**** RECORDED INFORMATION ****

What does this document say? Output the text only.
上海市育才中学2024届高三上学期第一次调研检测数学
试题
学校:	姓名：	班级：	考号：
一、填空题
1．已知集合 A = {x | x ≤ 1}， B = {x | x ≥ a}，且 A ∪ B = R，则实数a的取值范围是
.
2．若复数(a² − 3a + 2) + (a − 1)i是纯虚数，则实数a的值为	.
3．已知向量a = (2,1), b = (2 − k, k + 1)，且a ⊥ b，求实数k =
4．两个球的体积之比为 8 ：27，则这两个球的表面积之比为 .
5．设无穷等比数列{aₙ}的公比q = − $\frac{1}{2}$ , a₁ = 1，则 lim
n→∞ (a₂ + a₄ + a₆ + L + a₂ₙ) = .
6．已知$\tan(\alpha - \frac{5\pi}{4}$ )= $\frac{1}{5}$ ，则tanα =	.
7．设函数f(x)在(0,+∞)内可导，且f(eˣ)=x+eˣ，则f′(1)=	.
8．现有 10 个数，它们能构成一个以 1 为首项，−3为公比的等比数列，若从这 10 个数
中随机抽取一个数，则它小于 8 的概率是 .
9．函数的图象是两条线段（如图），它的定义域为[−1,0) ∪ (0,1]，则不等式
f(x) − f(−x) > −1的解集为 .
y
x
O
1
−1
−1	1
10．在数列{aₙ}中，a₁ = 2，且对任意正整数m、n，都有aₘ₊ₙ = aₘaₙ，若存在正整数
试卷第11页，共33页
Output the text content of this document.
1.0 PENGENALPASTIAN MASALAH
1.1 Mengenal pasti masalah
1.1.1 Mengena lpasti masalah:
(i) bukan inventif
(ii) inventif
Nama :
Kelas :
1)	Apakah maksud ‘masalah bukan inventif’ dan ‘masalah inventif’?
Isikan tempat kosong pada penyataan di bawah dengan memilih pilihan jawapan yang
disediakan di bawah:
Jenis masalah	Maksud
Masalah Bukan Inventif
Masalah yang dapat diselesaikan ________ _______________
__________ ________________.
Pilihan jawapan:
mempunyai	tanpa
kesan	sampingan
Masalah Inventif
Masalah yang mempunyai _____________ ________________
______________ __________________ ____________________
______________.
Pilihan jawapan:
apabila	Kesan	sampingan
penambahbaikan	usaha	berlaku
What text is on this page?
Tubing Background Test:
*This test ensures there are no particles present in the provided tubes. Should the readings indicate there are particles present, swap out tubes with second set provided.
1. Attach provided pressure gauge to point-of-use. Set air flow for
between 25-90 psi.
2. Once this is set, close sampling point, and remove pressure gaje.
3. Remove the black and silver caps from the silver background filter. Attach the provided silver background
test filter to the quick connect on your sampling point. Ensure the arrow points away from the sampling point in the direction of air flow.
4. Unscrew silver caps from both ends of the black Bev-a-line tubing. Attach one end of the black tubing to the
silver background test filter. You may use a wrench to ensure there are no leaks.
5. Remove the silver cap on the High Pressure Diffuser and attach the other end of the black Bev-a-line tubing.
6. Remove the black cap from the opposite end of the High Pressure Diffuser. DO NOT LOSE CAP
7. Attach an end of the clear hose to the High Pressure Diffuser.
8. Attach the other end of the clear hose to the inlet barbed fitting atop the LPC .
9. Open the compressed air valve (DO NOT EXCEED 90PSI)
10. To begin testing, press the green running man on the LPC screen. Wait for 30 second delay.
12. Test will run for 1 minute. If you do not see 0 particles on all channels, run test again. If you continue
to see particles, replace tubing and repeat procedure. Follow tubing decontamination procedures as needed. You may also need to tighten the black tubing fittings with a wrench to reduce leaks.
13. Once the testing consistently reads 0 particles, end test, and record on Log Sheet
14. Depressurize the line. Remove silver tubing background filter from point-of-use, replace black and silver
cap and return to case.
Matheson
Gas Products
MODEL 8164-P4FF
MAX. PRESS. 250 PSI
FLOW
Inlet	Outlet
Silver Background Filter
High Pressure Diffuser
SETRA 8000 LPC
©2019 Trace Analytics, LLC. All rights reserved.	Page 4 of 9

****

(YOUR TASK) From the records, copy every line that has the string "second" in it.

(THE REPLY)
*This test ensures there are no particles present in the provided tubes. Should the readings indicate there are particles present, swap out tubes with second set provided.
10. To begin testing, press the green running man on the LPC screen. Wait for 30 second delay.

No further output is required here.